▶ _GIVEN REQUEST_:
Scan the material and copy every line in which "JSON" appears.

▶ _DATA EXTRACT_:
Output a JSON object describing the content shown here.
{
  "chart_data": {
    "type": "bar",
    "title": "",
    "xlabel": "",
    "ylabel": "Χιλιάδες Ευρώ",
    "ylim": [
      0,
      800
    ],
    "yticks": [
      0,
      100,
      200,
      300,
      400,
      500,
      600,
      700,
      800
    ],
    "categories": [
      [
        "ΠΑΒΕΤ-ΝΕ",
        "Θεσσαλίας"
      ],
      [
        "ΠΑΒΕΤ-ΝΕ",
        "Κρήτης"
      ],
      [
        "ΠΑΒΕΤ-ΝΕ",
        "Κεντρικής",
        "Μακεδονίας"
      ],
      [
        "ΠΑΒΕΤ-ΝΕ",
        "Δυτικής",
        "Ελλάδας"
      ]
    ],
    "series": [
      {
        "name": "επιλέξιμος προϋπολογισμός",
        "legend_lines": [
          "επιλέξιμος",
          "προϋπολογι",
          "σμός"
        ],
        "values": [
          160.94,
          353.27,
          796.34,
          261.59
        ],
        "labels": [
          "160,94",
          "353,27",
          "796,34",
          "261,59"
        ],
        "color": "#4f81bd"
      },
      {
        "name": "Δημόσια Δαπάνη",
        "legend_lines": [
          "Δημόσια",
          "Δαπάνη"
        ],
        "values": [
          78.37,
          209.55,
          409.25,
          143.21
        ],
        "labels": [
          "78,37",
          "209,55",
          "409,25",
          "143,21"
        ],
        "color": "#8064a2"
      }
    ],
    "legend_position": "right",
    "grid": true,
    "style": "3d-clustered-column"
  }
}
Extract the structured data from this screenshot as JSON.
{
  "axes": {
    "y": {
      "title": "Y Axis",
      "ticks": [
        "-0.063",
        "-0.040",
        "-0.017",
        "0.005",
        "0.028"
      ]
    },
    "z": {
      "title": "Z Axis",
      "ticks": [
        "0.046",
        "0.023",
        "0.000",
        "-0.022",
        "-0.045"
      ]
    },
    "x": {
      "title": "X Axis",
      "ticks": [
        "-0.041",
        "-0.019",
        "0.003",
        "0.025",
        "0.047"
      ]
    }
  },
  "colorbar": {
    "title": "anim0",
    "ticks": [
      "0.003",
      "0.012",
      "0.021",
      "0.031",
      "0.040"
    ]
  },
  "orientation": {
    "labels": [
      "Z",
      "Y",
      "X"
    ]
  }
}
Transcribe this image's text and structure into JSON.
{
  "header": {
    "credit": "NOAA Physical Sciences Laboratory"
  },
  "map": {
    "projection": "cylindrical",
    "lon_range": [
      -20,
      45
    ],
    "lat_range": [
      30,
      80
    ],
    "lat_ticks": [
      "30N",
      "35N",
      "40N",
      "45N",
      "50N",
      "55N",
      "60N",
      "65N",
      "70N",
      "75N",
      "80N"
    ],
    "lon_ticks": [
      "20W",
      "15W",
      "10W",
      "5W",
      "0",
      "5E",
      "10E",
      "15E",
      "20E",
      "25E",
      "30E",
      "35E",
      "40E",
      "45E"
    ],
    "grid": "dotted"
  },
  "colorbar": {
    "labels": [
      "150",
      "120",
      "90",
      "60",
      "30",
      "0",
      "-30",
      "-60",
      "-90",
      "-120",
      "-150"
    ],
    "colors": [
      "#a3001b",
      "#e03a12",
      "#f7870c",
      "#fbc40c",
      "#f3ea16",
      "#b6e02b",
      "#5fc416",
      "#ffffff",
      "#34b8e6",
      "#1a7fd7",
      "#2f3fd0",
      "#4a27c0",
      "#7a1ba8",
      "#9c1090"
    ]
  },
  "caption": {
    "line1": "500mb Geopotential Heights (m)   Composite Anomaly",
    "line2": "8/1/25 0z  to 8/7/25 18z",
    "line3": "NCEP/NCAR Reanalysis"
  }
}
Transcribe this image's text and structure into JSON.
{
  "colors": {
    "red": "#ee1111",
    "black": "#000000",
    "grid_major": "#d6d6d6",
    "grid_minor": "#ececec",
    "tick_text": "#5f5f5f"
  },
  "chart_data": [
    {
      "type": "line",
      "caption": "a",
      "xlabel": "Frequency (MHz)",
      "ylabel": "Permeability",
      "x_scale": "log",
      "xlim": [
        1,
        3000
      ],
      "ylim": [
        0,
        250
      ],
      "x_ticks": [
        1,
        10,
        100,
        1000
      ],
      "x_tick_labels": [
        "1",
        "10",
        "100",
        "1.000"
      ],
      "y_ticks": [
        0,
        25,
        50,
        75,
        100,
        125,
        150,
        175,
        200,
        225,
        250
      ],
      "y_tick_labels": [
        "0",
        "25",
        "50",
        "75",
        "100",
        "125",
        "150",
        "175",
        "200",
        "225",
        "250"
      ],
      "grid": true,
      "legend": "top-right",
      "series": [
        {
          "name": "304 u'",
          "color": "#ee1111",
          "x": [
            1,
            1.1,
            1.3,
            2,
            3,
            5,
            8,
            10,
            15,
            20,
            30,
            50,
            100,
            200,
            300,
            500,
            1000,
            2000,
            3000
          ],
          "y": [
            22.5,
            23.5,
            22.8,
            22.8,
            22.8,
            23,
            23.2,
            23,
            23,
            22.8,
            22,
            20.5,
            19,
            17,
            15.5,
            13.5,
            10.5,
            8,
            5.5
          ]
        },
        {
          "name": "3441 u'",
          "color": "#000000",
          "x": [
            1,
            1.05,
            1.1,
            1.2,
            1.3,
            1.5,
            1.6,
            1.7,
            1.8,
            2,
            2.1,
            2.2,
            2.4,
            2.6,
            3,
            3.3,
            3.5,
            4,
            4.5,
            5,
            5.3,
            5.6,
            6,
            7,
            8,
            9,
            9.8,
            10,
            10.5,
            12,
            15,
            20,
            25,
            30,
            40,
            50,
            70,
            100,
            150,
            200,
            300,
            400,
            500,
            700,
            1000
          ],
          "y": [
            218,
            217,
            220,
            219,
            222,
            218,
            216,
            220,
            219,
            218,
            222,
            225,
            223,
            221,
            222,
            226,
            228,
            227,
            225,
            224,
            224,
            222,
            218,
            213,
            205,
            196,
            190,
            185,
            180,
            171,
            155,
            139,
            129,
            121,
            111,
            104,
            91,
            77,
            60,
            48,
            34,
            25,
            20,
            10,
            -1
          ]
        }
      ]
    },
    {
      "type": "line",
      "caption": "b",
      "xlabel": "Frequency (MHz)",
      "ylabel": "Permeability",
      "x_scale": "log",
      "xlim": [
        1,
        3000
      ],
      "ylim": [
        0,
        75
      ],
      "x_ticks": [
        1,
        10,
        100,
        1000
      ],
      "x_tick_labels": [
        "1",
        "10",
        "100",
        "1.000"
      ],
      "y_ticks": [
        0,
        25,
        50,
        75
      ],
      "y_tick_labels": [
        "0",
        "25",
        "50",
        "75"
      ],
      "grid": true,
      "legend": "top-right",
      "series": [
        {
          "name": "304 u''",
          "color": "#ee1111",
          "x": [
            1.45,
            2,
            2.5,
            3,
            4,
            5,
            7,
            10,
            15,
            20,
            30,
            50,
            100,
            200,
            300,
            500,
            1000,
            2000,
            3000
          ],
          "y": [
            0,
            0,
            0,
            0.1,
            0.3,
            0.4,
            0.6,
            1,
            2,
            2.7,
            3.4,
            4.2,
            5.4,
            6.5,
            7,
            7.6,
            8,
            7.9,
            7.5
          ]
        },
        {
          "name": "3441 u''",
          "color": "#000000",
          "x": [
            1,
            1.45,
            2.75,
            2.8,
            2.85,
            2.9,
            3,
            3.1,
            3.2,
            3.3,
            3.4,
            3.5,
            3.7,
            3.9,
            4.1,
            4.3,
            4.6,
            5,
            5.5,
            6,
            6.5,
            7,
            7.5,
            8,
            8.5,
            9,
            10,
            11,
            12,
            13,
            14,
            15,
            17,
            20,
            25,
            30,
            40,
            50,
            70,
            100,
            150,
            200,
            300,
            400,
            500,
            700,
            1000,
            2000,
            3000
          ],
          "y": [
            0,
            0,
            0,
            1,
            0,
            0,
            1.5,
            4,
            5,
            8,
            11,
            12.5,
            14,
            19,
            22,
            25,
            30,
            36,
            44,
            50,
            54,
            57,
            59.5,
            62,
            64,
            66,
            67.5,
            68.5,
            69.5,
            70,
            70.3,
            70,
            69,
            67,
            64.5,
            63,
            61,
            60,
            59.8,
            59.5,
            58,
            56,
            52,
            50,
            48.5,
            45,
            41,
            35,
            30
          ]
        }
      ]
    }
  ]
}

▶ _COMPLETE ANSWER_:
Output a JSON object describing the content shown here.
Extract the structured data from this screenshot as JSON.
Transcribe this image's text and structure into JSON.
Transcribe this image's text and structure into JSON.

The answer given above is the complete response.